Given exercise: Give the number of lines in the entries that contain "Kroner". State only the count.
•••••
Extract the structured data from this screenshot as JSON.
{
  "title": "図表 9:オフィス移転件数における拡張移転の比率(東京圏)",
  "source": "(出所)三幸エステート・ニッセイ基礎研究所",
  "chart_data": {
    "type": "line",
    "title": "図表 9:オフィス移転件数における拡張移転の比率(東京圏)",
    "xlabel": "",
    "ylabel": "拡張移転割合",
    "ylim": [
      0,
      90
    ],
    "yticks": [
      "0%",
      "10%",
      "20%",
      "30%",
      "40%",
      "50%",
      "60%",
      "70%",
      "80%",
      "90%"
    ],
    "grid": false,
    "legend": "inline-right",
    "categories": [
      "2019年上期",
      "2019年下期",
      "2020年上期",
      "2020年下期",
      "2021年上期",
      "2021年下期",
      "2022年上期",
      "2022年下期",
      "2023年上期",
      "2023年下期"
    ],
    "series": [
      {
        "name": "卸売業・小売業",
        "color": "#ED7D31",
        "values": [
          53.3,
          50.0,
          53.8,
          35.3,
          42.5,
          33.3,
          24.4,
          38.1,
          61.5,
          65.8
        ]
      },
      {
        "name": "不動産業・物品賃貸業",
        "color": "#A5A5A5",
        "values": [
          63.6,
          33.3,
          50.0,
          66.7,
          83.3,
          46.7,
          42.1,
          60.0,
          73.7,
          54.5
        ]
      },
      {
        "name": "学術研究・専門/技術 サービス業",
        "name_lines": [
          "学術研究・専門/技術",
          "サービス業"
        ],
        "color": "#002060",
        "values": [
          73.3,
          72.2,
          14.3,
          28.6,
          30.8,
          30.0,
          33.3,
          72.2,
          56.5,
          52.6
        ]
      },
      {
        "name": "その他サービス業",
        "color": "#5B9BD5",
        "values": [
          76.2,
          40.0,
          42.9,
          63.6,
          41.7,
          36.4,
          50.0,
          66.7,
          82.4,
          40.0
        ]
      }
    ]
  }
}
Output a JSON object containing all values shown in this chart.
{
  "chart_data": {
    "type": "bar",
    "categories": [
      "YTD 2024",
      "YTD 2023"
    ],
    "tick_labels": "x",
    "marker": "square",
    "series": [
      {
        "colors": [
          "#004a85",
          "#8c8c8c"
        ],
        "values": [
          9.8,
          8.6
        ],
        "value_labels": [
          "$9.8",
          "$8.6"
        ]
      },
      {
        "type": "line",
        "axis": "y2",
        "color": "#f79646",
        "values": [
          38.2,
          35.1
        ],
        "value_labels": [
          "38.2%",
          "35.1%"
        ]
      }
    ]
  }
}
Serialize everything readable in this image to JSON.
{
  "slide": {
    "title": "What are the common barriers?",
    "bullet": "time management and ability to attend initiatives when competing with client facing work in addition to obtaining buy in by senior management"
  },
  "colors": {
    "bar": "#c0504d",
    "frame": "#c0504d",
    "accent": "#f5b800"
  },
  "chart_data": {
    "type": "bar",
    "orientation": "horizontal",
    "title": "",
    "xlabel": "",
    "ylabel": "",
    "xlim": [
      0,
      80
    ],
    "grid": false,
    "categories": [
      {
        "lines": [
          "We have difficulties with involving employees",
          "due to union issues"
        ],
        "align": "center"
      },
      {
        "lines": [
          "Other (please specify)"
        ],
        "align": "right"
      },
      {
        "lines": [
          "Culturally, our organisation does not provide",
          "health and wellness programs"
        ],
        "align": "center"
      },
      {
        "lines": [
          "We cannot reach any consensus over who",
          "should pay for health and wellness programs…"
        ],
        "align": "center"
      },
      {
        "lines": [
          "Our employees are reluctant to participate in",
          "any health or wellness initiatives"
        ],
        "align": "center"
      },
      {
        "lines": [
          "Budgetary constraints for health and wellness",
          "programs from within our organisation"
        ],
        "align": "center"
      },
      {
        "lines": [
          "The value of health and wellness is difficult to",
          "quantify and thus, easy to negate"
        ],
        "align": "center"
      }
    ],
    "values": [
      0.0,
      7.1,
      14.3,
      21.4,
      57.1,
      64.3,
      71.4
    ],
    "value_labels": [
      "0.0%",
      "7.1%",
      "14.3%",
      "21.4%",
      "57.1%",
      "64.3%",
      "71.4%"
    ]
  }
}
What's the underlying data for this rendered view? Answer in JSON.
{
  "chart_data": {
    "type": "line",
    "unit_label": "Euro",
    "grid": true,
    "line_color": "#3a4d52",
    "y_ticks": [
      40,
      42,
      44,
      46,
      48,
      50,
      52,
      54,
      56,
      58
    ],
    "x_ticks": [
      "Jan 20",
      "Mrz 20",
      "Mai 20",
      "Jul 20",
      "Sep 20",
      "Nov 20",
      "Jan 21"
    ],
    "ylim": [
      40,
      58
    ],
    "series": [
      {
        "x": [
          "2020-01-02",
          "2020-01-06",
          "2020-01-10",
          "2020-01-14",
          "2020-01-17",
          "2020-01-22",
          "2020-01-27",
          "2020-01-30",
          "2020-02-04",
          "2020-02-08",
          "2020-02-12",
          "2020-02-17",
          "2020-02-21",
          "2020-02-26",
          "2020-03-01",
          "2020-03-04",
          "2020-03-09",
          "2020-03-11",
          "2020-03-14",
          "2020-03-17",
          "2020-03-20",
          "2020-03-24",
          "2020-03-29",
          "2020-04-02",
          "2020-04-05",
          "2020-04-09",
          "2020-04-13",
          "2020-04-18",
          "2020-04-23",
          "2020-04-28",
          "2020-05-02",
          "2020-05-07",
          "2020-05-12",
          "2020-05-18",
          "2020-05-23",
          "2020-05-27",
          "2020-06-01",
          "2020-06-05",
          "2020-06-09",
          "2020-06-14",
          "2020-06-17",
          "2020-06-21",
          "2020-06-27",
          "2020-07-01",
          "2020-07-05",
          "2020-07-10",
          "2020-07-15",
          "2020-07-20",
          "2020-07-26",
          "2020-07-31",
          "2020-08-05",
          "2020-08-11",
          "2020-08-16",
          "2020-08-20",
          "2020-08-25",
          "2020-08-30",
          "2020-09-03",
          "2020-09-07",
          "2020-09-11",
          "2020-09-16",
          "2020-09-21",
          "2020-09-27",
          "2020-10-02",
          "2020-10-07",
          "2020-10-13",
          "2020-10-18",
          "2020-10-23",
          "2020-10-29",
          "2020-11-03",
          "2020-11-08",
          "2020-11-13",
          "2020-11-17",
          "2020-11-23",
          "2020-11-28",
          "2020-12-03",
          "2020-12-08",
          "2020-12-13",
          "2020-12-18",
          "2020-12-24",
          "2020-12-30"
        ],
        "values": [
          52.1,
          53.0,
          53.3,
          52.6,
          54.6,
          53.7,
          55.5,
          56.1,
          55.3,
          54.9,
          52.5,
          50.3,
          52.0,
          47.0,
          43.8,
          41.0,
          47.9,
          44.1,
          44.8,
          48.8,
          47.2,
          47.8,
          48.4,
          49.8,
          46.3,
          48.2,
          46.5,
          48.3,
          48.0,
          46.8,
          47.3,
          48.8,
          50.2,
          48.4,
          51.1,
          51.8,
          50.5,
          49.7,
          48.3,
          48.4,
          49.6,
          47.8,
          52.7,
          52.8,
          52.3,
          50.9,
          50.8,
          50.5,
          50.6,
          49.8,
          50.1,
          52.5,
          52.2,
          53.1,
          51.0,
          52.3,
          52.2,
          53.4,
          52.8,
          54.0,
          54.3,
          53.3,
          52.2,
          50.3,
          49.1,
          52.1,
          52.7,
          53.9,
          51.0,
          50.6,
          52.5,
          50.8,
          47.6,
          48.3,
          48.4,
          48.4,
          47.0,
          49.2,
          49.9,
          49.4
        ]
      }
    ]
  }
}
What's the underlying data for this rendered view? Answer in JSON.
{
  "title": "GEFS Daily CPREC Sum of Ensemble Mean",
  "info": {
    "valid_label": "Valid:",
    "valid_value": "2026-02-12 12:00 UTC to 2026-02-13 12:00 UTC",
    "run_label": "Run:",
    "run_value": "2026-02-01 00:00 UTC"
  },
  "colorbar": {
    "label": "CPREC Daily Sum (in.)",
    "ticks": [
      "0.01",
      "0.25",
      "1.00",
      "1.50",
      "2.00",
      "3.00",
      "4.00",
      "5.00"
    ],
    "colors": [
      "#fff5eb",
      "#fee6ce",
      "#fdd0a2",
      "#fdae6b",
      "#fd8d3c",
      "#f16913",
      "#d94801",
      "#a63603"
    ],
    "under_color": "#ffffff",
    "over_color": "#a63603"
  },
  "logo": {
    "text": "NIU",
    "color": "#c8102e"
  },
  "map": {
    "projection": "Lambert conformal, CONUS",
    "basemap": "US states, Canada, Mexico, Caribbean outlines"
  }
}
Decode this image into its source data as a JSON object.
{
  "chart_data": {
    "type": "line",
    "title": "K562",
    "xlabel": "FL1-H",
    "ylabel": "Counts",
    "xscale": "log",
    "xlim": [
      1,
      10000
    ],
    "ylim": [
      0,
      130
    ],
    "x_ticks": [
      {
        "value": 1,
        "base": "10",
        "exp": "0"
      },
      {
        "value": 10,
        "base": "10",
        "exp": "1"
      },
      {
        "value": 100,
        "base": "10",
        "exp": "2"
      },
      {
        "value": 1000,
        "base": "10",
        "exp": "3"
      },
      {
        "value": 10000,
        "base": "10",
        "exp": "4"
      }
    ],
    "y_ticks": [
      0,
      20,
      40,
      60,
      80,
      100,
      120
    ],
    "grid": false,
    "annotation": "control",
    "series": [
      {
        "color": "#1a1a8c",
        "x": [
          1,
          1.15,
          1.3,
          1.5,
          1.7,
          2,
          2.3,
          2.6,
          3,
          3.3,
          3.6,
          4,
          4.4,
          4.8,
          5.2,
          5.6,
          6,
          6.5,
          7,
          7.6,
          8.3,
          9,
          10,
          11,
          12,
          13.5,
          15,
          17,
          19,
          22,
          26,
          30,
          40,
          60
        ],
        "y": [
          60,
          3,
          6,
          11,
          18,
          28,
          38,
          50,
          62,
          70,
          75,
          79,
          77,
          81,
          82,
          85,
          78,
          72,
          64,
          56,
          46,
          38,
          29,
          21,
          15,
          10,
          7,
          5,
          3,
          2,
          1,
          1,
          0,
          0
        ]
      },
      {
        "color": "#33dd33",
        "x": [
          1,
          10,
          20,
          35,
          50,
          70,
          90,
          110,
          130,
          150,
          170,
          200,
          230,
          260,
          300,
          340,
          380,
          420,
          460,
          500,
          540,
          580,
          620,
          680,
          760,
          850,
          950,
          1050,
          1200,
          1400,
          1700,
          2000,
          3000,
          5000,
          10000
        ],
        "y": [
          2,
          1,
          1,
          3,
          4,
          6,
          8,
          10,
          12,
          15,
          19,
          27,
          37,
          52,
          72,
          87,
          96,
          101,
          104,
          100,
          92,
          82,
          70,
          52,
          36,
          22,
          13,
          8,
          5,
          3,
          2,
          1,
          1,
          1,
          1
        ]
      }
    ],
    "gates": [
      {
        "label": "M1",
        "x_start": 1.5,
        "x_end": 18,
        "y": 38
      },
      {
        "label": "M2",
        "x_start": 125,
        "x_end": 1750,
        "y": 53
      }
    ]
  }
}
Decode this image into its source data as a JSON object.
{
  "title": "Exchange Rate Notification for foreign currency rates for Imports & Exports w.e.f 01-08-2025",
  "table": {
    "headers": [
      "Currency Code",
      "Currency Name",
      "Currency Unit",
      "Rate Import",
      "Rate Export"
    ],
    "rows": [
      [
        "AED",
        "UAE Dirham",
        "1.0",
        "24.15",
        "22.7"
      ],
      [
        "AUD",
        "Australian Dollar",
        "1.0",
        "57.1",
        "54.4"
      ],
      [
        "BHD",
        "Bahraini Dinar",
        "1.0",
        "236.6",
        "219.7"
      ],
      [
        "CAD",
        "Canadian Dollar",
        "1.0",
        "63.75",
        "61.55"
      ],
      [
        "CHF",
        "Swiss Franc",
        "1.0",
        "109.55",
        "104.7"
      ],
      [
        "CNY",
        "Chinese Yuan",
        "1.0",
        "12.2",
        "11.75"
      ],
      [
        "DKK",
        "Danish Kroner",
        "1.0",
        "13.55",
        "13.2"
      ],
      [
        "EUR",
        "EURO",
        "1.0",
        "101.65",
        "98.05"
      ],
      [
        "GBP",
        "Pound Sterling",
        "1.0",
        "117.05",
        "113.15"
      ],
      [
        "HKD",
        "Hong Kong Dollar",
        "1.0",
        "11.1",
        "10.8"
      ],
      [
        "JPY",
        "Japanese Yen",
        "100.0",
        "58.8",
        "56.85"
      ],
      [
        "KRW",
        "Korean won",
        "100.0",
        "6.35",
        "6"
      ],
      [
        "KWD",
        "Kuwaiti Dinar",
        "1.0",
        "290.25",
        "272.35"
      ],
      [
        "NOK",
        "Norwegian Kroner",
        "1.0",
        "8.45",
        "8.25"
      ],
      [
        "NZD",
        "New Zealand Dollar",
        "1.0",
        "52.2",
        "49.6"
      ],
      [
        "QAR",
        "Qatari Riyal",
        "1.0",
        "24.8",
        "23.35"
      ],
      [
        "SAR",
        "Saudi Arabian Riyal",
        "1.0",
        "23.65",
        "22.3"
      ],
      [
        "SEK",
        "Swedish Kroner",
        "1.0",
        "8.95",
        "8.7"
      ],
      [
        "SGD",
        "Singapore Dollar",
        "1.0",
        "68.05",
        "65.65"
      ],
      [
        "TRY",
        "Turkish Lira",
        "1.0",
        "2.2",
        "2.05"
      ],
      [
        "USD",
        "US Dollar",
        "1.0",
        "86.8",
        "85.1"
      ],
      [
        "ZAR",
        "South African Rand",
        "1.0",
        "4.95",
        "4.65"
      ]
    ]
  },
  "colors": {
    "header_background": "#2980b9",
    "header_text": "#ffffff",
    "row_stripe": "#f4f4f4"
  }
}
•••••
Output for this task: 3